• Task brief
Within the records below, find each line that holds the string "продается", then copy it.
•••
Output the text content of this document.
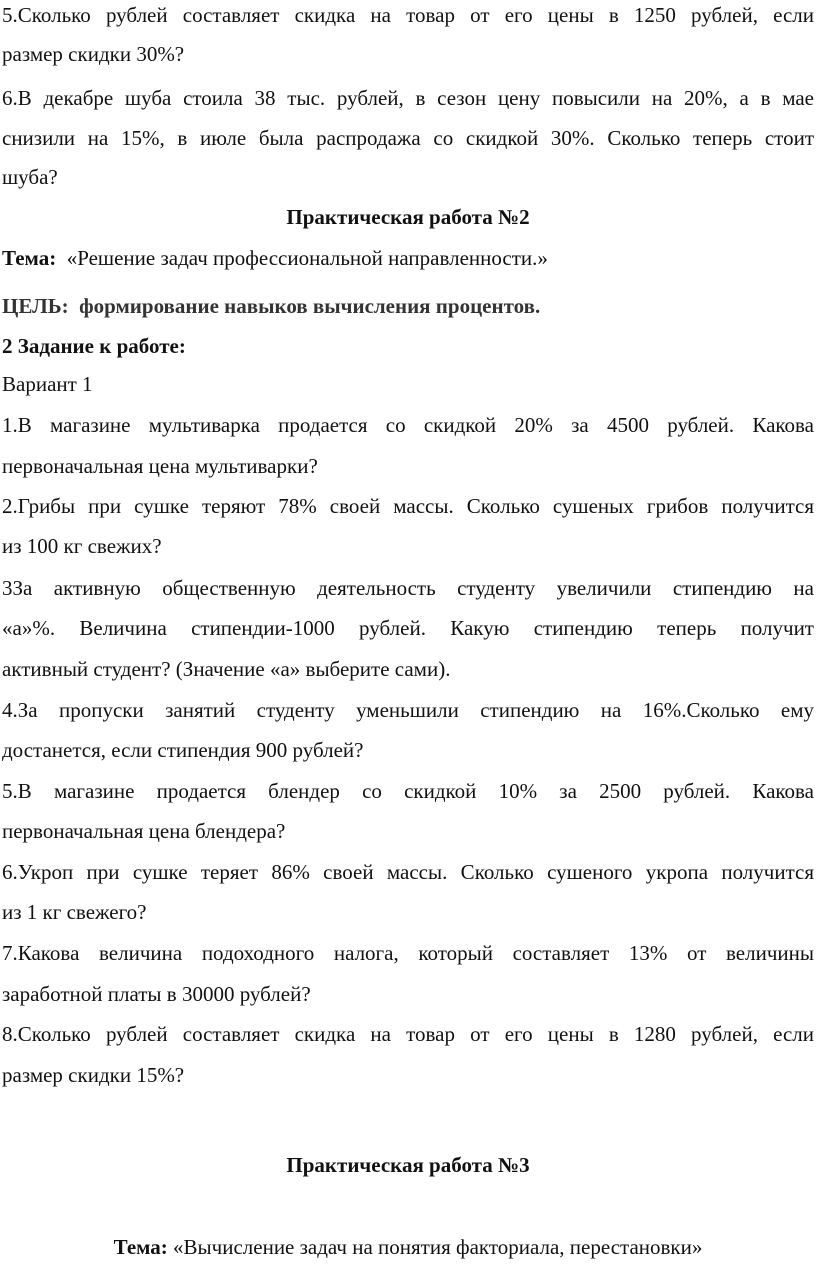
5.Сколько рублей составляет скидка на товар от его цены в 1250 рублей, если
размер скидки 30%?
6.В декабре шуба стоила 38 тыс. рублей, в сезон цену повысили на 20%, а в мае
снизили на 15%, в июле была распродажа со скидкой 30%. Сколько теперь стоит
шуба?
Практическая работа №2
Тема: «Решение задач профессиональной направленности.»
ЦЕЛЬ: формирование навыков вычисления процентов.
2 Задание к работе:
Вариант 1
1.В магазине мультиварка продается со скидкой 20% за 4500 рублей. Какова
первоначальная цена мультиварки?
2.Грибы при сушке теряют 78% своей массы. Сколько сушеных грибов получится
из 100 кг свежих?
3За активную общественную деятельность студенту увеличили стипендию на
«а»%. Величина стипендии-1000 рублей. Какую стипендию теперь получит
активный студент? (Значение «а» выберите сами).
4.За пропуски занятий студенту уменьшили стипендию на 16%.Сколько ему
достанется, если стипендия 900 рублей?
5.В магазине продается блендер со скидкой 10% за 2500 рублей. Какова
первоначальная цена блендера?
6.Укроп при сушке теряет 86% своей массы. Сколько сушеного укропа получится
из 1 кг свежего?
7.Какова величина подоходного налога, который составляет 13% от величины
заработной платы в 30000 рублей?
8.Сколько рублей составляет скидка на товар от его цены в 1280 рублей, если
размер скидки 15%?
Практическая работа №3
Тема: «Вычисление задач на понятия факториала, перестановки»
•••
• Answer in full
1.В магазине мультиварка продается со скидкой 20% за 4500 рублей. Какова
5.В магазине продается блендер со скидкой 10% за 2500 рублей. Какова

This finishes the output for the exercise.